Goal of the exercise:
Pull out every line with the word "программу" from the entries below.

Input for this task:
-- START --

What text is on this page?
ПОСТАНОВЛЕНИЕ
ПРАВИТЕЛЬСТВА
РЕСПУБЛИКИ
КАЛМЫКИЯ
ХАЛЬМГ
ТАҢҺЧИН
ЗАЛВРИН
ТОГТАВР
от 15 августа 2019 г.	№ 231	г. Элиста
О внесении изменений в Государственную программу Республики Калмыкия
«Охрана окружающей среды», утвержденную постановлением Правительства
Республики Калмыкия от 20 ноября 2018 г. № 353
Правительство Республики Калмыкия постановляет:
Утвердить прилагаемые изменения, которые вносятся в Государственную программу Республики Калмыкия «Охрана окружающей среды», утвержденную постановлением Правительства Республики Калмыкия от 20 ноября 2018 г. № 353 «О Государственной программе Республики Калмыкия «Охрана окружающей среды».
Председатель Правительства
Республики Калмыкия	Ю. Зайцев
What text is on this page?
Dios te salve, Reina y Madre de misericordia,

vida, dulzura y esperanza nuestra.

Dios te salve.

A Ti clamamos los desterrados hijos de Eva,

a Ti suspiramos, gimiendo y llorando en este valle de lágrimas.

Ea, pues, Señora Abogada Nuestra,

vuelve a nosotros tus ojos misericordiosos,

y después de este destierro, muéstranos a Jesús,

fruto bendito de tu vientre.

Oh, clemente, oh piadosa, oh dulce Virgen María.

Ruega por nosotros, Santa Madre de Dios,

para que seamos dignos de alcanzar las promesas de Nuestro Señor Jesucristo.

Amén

-- END --
-- START --

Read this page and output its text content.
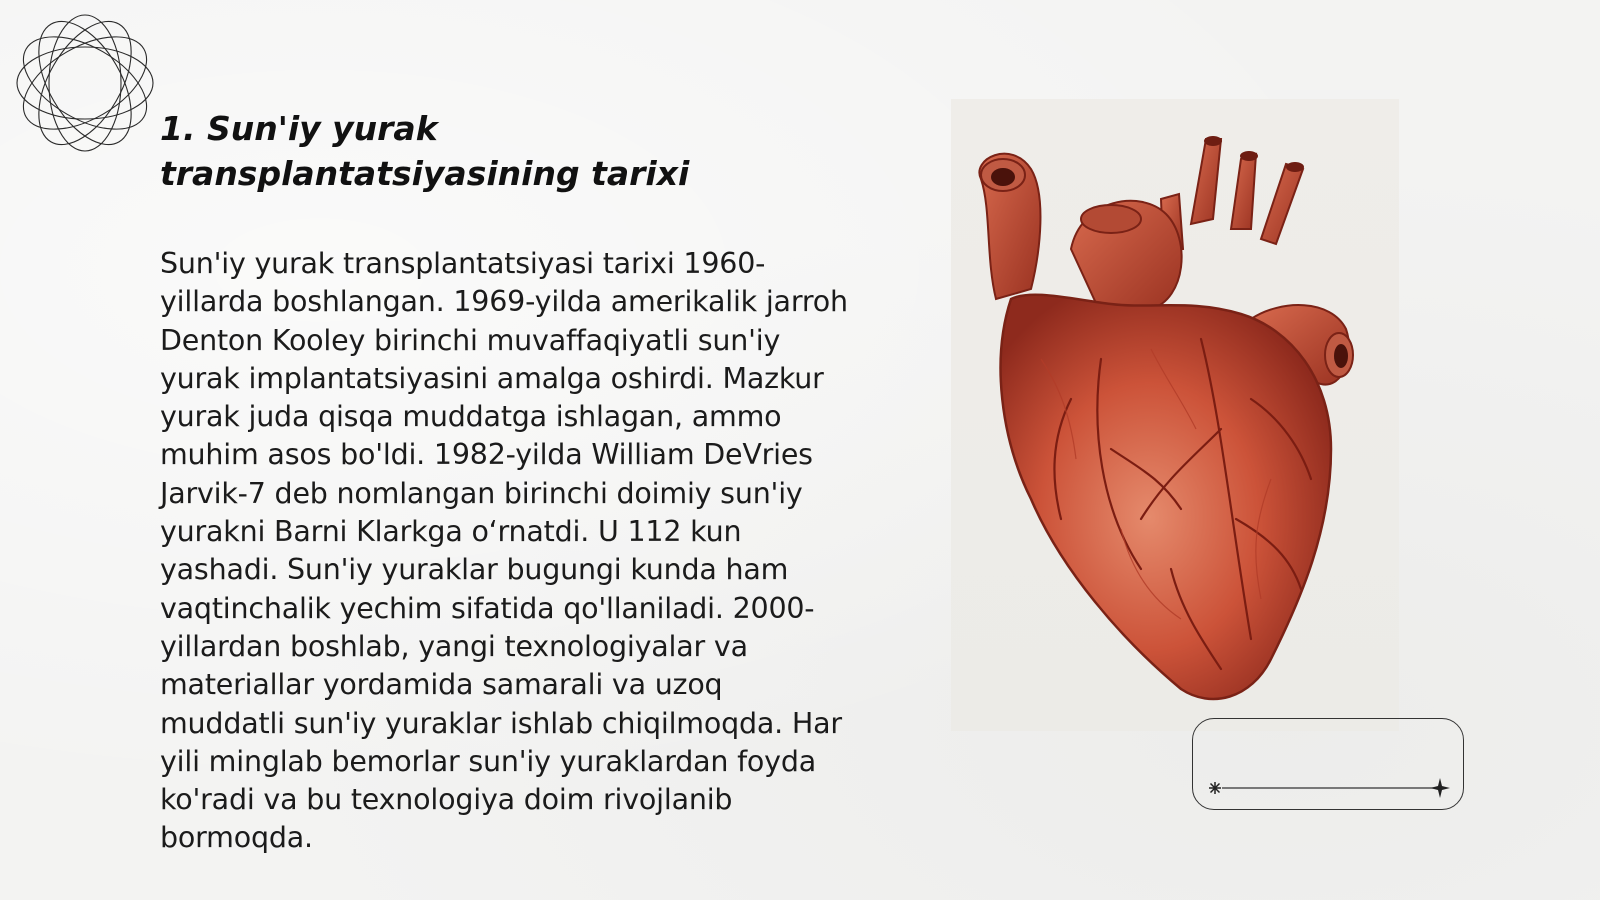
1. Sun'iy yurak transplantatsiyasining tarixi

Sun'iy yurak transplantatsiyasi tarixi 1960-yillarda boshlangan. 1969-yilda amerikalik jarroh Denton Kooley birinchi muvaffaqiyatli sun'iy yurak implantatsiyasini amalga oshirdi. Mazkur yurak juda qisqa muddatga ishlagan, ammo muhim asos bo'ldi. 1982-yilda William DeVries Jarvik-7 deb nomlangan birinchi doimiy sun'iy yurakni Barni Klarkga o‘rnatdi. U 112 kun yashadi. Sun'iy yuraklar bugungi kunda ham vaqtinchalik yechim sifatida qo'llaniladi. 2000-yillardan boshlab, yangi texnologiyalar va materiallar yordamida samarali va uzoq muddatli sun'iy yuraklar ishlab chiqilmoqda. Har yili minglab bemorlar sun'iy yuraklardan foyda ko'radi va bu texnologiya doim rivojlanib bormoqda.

-- END --

Solution to the problem:
О внесении изменений в Государственную программу Республики Калмыкия
Утвердить прилагаемые изменения, которые вносятся в Государственную программу Республики Калмыкия «Охрана окружающей среды», утвержденную постановлением Правительства Республики Калмыкия от 20 ноября 2018 г. № 353 «О Государственной программе Республики Калмыкия «Охрана окружающей среды».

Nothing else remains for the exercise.